::: SUPPLIED RECORDS
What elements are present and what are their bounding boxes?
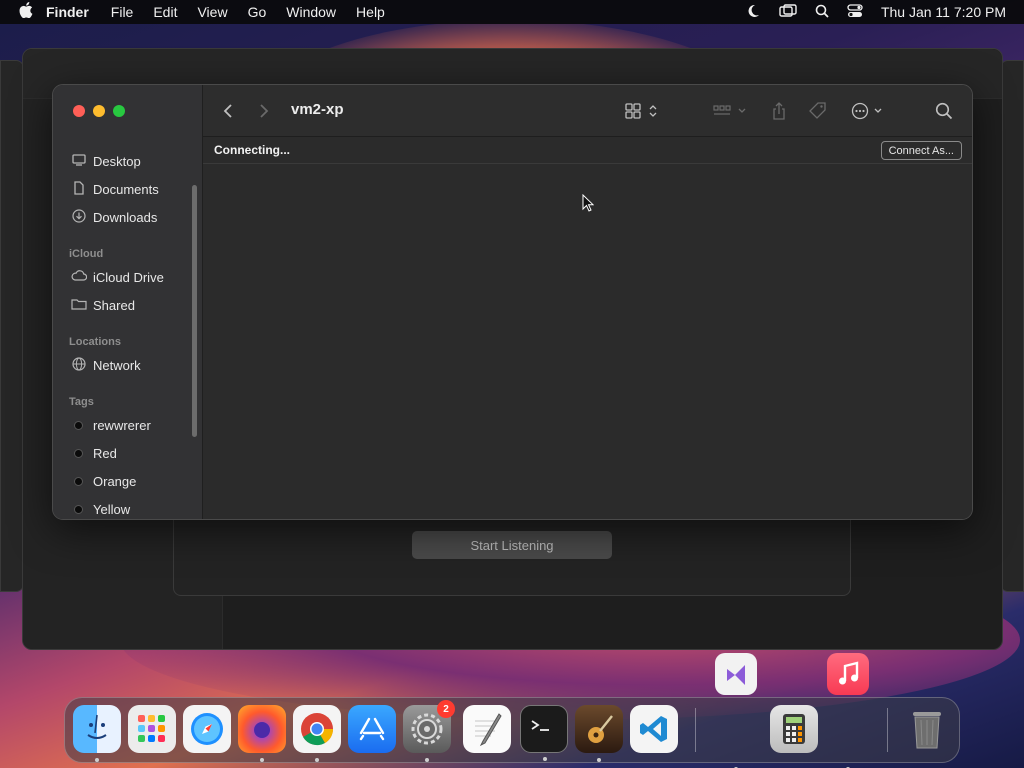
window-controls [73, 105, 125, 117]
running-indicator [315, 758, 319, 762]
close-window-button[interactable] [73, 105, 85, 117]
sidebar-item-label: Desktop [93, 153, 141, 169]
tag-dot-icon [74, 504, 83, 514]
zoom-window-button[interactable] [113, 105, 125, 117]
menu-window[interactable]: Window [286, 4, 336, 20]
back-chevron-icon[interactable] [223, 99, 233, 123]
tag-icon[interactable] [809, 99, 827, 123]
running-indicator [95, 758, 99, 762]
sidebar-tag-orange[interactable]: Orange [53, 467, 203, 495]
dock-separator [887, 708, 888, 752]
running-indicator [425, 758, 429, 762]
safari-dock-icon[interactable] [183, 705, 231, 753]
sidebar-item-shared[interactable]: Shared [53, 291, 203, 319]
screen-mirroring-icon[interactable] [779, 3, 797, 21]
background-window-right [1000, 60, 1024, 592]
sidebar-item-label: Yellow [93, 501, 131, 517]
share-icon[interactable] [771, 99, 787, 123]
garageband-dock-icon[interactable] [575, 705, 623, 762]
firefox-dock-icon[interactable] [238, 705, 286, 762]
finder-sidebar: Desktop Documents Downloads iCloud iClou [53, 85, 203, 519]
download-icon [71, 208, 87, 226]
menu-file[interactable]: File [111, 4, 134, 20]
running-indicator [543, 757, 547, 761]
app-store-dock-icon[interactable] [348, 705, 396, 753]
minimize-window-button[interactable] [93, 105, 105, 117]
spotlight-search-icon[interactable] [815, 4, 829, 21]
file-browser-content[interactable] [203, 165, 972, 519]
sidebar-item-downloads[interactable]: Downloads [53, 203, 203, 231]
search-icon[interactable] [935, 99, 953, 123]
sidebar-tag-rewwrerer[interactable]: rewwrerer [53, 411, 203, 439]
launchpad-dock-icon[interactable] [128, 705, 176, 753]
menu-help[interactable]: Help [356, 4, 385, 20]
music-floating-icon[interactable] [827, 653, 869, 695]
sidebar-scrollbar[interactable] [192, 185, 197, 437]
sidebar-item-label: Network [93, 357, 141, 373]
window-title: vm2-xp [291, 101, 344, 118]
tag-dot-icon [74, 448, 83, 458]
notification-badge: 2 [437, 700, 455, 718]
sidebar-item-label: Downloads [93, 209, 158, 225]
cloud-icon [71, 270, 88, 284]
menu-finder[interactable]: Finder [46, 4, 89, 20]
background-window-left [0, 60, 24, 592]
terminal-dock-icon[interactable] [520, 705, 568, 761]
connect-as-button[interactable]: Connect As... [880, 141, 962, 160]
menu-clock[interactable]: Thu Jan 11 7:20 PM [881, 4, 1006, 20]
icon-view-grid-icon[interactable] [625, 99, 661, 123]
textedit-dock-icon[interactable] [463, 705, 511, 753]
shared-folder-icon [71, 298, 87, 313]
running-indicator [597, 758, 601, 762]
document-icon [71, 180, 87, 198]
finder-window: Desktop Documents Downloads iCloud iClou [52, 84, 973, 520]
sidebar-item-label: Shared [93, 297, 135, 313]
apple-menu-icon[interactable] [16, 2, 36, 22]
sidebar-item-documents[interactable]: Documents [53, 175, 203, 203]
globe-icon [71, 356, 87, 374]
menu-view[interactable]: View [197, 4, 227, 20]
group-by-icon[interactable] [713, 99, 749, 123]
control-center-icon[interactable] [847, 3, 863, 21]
::::::
WHAT IS REQUIRED
Could you return every line of the records above word for word, with the pictures left out?

RESPONSE
What elements are present and what are their bounding boxes?
window-controls [73, 105, 125, 117]
running-indicator [315, 758, 319, 762]
close-window-button[interactable] [73, 105, 85, 117]
sidebar-item-label: Desktop [93, 153, 141, 169]
tag-dot-icon [74, 504, 83, 514]
zoom-window-button[interactable] [113, 105, 125, 117]
menu-window[interactable]: Window [286, 4, 336, 20]
back-chevron-icon[interactable] [223, 99, 233, 123]
tag-icon[interactable] [809, 99, 827, 123]
running-indicator [95, 758, 99, 762]
sidebar-tag-orange[interactable]: Orange [53, 467, 203, 495]
dock-separator [887, 708, 888, 752]
running-indicator [425, 758, 429, 762]
safari-dock-icon[interactable] [183, 705, 231, 753]
sidebar-item-shared[interactable]: Shared [53, 291, 203, 319]
screen-mirroring-icon[interactable] [779, 3, 797, 21]
background-window-right [1000, 60, 1024, 592]
sidebar-item-label: Yellow [93, 501, 131, 517]
share-icon[interactable] [771, 99, 787, 123]
garageband-dock-icon[interactable] [575, 705, 623, 762]
firefox-dock-icon[interactable] [238, 705, 286, 762]
finder-sidebar: Desktop Documents Downloads iCloud iClou [53, 85, 203, 519]
download-icon [71, 208, 87, 226]
menu-file[interactable]: File [111, 4, 134, 20]
running-indicator [543, 757, 547, 761]
app-store-dock-icon[interactable] [348, 705, 396, 753]
minimize-window-button[interactable] [93, 105, 105, 117]
spotlight-search-icon[interactable] [815, 4, 829, 21]
file-browser-content[interactable] [203, 165, 972, 519]
sidebar-item-downloads[interactable]: Downloads [53, 203, 203, 231]
search-icon[interactable] [935, 99, 953, 123]
sidebar-tag-rewwrerer[interactable]: rewwrerer [53, 411, 203, 439]
launchpad-dock-icon[interactable] [128, 705, 176, 753]
menu-help[interactable]: Help [356, 4, 385, 20]
music-floating-icon[interactable] [827, 653, 869, 695]
sidebar-scrollbar[interactable] [192, 185, 197, 437]
sidebar-item-label: Network [93, 357, 141, 373]
window-title: vm2-xp [291, 101, 344, 118]
tag-dot-icon [74, 448, 83, 458]
notification-badge: 2 [437, 700, 455, 718]
sidebar-item-label: Downloads [93, 209, 158, 225]
cloud-icon [71, 270, 88, 284]
menu-finder[interactable]: Finder [46, 4, 89, 20]
background-window-left [0, 60, 24, 592]
terminal-dock-icon[interactable] [520, 705, 568, 761]
connect-as-button[interactable]: Connect As... [880, 141, 962, 160]
menu-clock[interactable]: Thu Jan 11 7:20 PM [881, 4, 1006, 20]
icon-view-grid-icon[interactable] [625, 99, 661, 123]
textedit-dock-icon[interactable] [463, 705, 511, 753]
shared-folder-icon [71, 298, 87, 313]
running-indicator [597, 758, 601, 762]
document-icon [71, 180, 87, 198]
finder-window: Desktop Documents Downloads iCloud iClou [52, 84, 973, 520]
sidebar-item-label: Shared [93, 297, 135, 313]
apple-menu-icon[interactable] [16, 2, 36, 22]
sidebar-item-documents[interactable]: Documents [53, 175, 203, 203]
globe-icon [71, 356, 87, 374]
menu-view[interactable]: View [197, 4, 227, 20]
group-by-icon[interactable] [713, 99, 749, 123]
control-center-icon[interactable] [847, 3, 863, 21]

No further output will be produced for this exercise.